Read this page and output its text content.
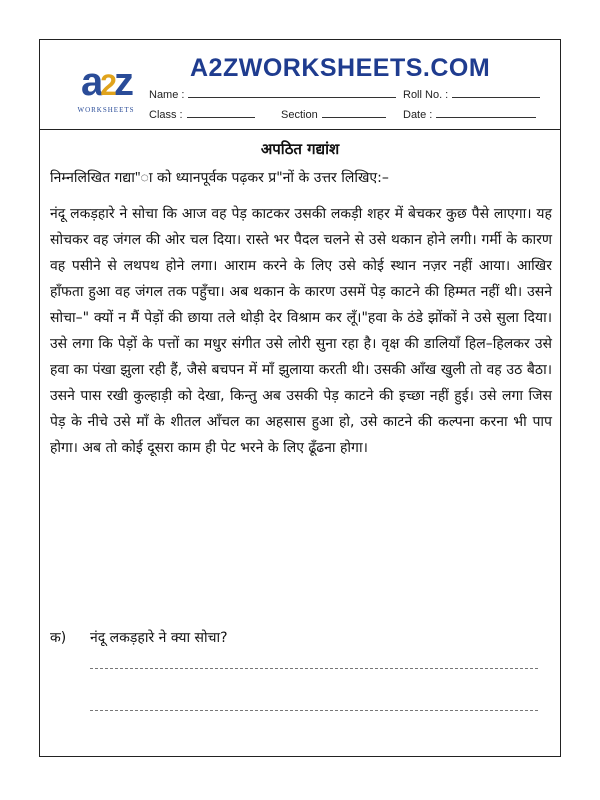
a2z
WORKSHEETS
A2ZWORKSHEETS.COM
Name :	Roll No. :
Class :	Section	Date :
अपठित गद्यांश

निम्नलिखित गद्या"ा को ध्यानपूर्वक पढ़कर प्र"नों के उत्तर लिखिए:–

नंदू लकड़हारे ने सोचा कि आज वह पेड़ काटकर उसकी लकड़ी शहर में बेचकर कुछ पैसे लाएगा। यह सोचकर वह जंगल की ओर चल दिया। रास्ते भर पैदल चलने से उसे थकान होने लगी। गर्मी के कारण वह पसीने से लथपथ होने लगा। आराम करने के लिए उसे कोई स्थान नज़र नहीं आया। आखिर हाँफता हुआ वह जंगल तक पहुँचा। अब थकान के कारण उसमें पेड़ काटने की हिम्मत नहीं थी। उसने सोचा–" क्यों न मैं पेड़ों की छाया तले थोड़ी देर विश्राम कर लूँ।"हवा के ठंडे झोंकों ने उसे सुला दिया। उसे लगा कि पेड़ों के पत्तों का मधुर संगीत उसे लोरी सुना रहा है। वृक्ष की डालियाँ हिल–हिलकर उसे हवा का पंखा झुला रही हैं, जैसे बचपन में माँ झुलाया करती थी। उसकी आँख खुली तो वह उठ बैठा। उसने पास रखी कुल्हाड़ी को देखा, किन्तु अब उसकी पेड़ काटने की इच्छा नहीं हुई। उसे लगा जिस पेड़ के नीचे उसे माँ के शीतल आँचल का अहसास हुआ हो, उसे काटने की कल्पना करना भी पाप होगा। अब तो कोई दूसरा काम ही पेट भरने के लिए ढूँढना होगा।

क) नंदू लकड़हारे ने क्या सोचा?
--
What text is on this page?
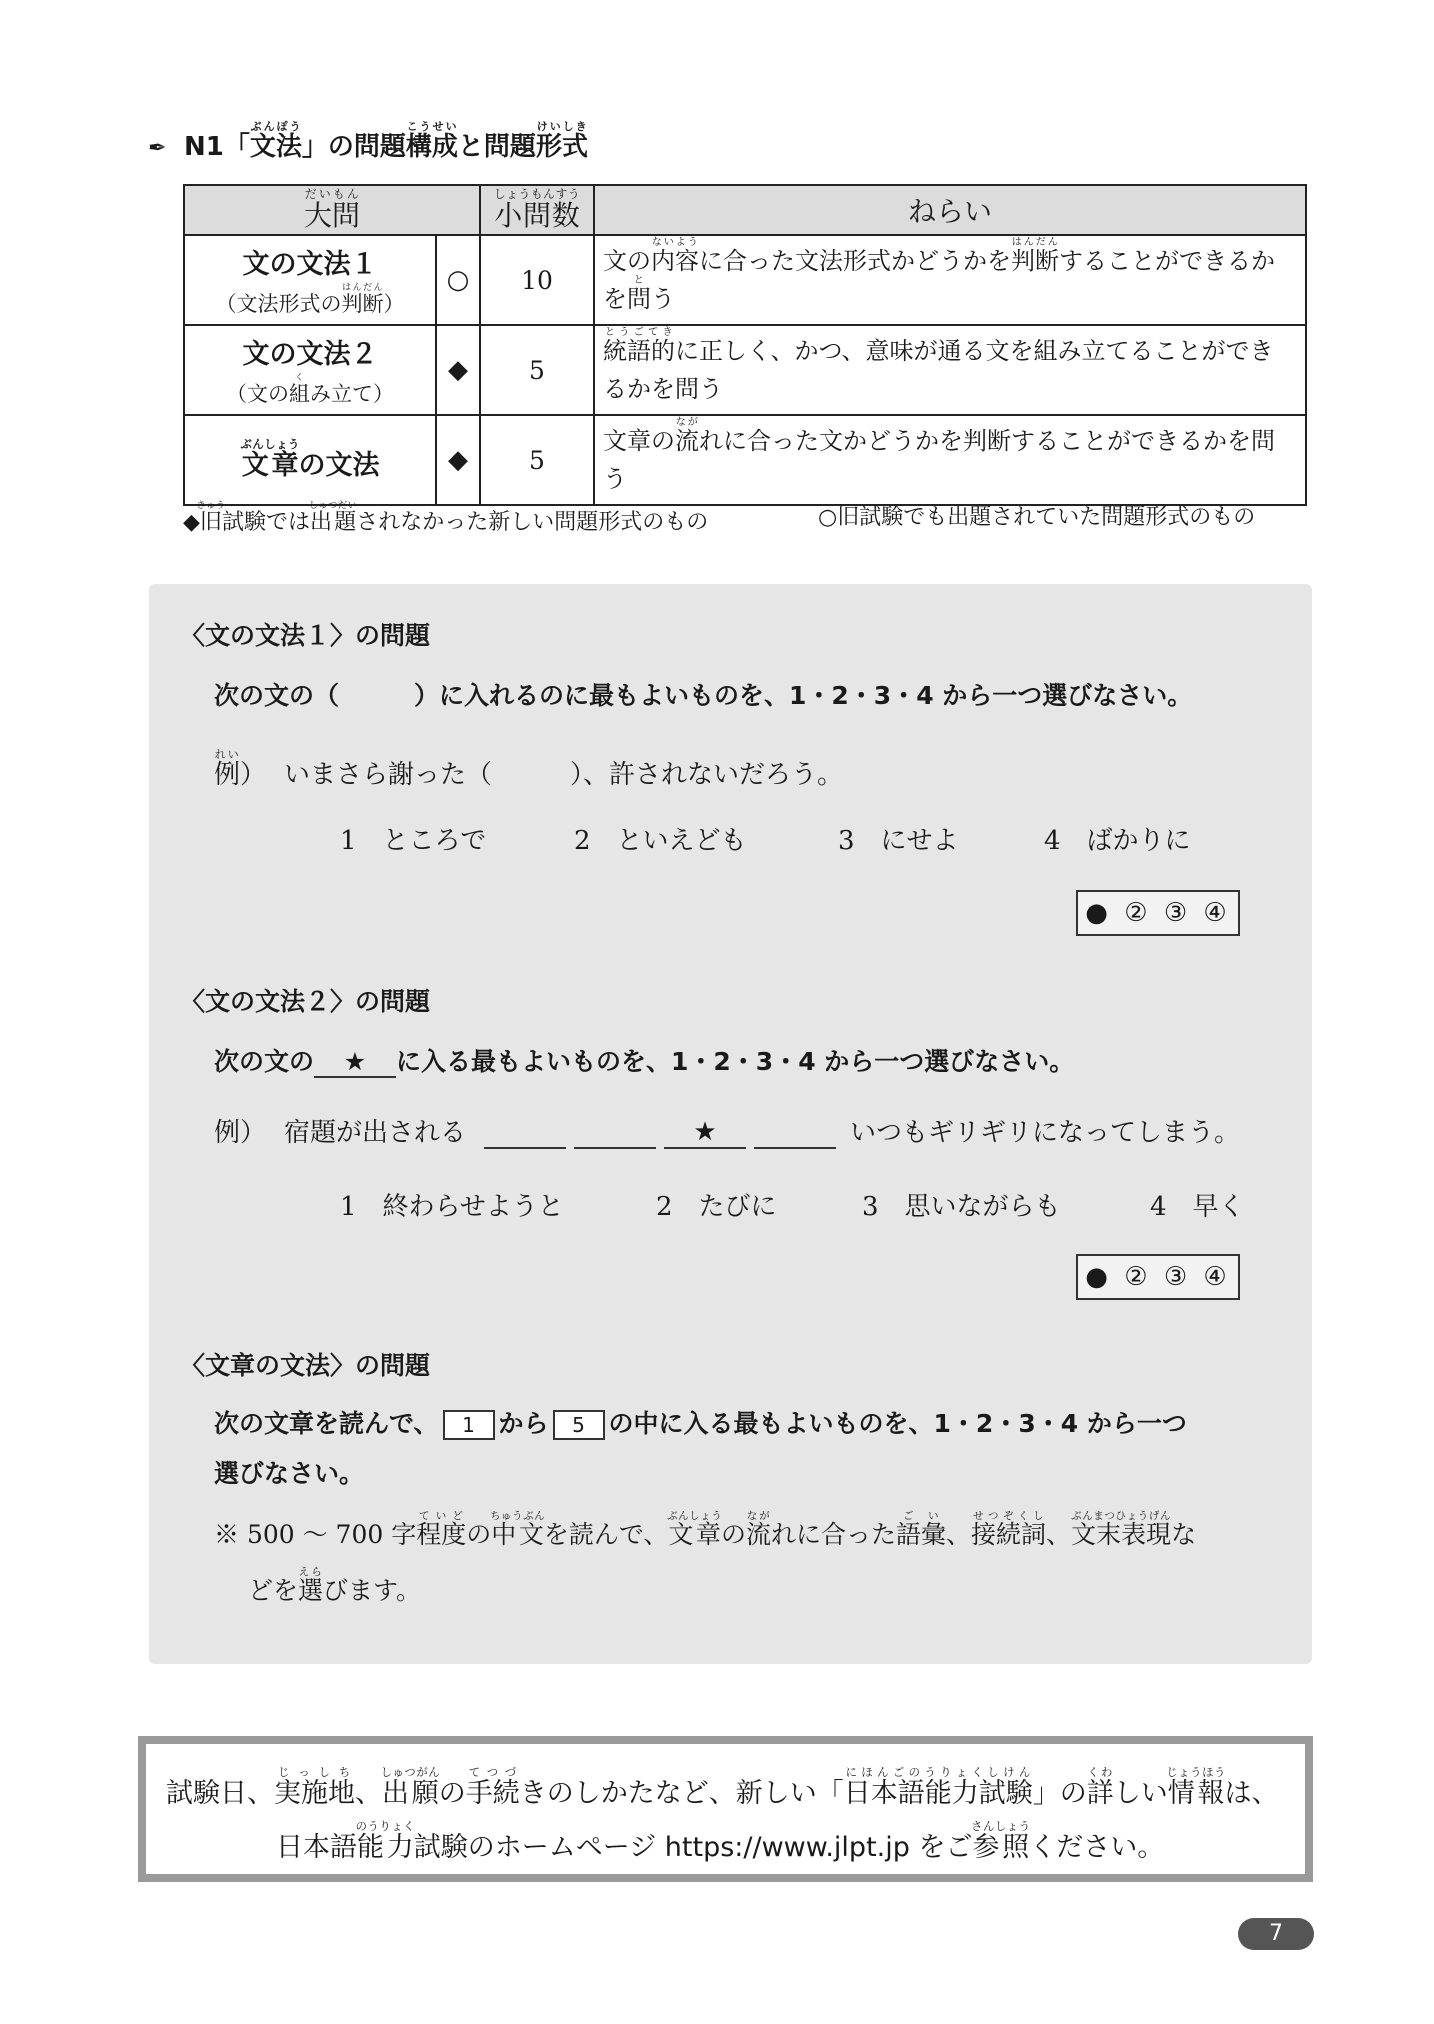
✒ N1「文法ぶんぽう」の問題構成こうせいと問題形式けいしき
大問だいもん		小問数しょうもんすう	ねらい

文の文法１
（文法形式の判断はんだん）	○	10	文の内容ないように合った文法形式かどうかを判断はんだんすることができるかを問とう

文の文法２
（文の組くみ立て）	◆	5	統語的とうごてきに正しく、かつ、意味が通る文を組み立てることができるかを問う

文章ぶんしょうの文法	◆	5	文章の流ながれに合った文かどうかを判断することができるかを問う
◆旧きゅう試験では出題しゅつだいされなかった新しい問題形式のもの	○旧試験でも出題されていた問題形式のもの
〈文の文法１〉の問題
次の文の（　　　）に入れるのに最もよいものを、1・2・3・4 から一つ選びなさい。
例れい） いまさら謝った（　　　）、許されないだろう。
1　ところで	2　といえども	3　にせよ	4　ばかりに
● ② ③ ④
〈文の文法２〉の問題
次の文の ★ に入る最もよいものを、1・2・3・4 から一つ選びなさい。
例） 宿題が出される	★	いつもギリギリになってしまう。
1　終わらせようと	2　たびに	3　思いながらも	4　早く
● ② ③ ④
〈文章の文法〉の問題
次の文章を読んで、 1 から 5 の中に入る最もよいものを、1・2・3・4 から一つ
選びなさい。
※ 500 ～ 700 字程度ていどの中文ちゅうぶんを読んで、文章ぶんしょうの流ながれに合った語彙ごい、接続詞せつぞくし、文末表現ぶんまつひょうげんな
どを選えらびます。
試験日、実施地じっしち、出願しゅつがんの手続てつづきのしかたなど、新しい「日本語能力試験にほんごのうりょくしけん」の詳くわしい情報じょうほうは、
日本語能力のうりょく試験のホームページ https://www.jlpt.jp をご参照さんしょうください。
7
* * *
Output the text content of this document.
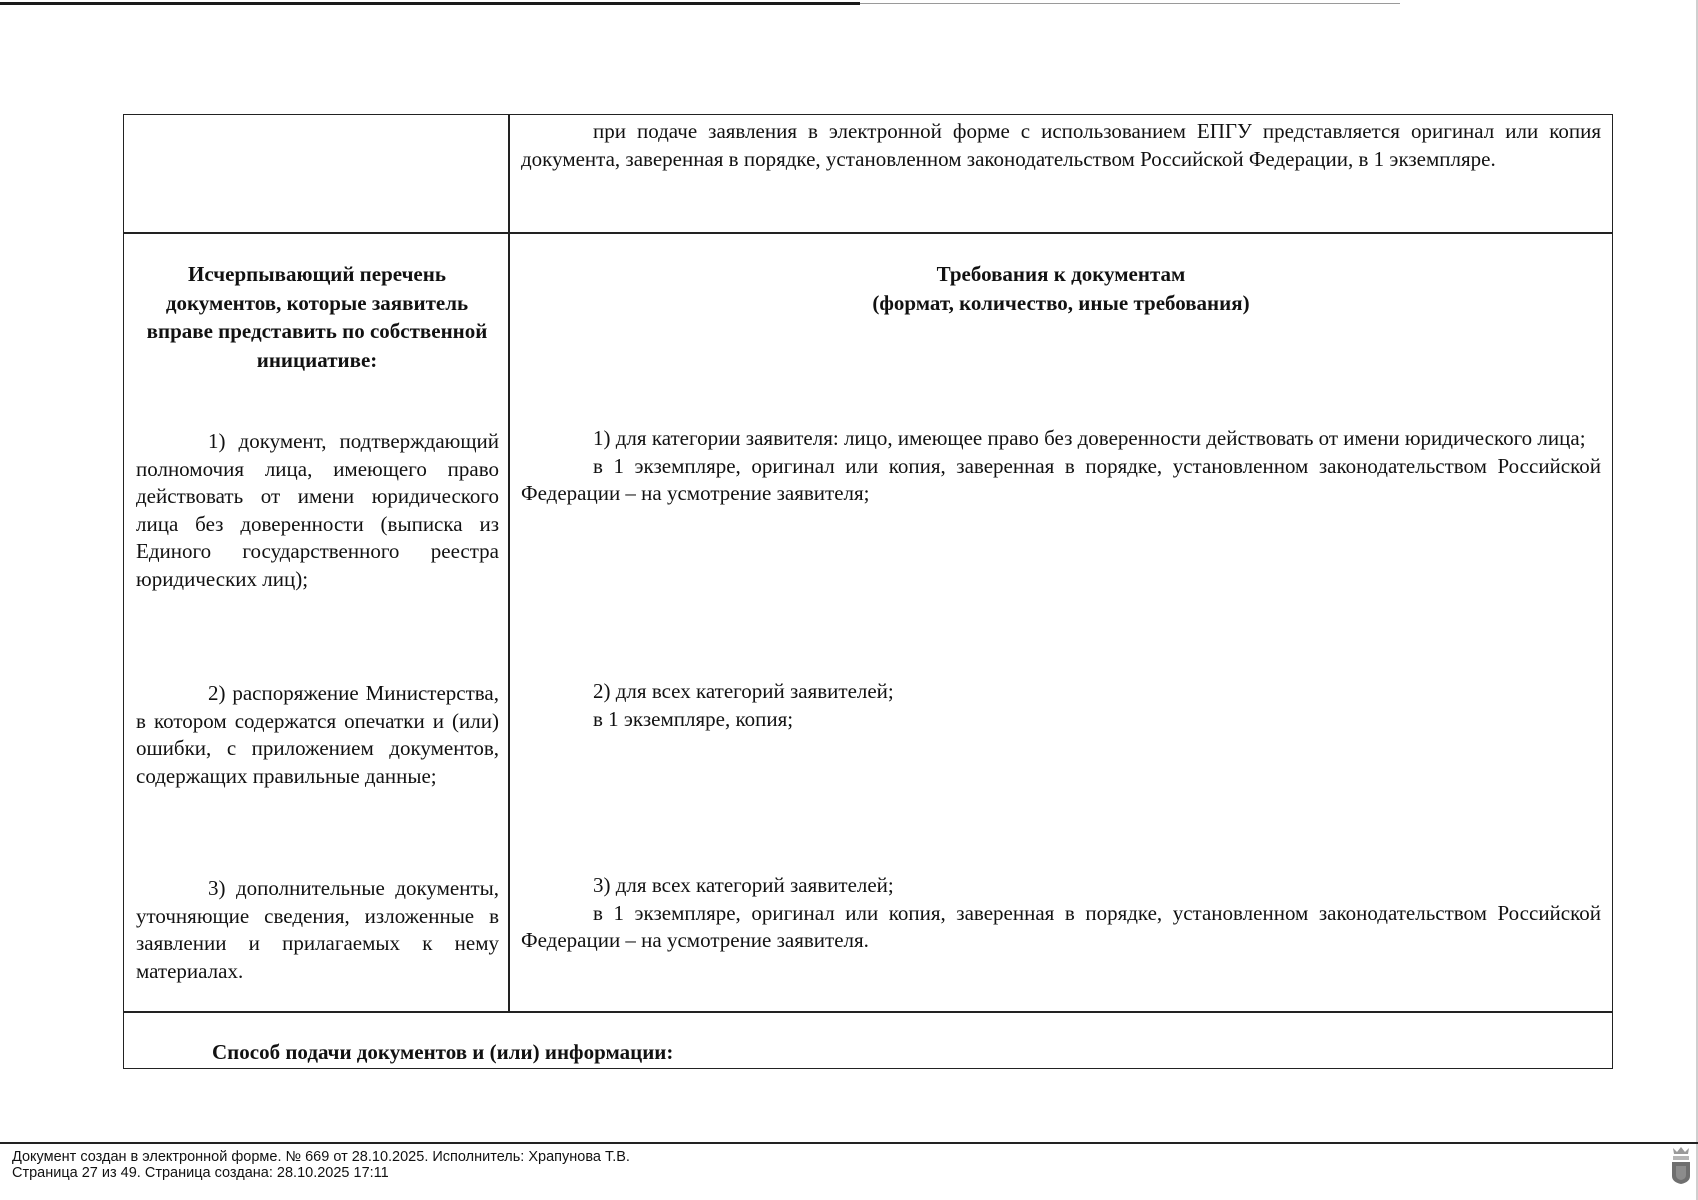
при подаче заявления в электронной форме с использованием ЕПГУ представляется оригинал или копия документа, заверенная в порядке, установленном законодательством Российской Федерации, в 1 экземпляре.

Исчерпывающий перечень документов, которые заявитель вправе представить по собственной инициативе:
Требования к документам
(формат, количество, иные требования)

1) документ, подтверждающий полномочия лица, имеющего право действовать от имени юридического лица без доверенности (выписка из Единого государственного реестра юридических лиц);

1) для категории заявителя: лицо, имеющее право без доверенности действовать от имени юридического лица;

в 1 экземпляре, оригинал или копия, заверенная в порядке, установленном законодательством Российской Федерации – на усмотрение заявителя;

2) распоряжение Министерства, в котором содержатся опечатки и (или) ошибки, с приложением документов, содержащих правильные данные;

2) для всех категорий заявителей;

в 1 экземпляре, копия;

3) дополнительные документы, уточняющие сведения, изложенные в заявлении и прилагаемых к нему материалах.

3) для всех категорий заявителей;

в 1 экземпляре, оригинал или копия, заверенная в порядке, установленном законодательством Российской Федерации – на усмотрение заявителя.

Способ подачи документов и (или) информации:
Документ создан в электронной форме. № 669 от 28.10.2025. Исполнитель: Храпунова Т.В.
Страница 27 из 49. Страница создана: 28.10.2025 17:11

**Exercise**
Copy out each line of the records that holds the string "text".

**In response**
Read this page and output its text content.
What text is on this page?
Output the text content of this document.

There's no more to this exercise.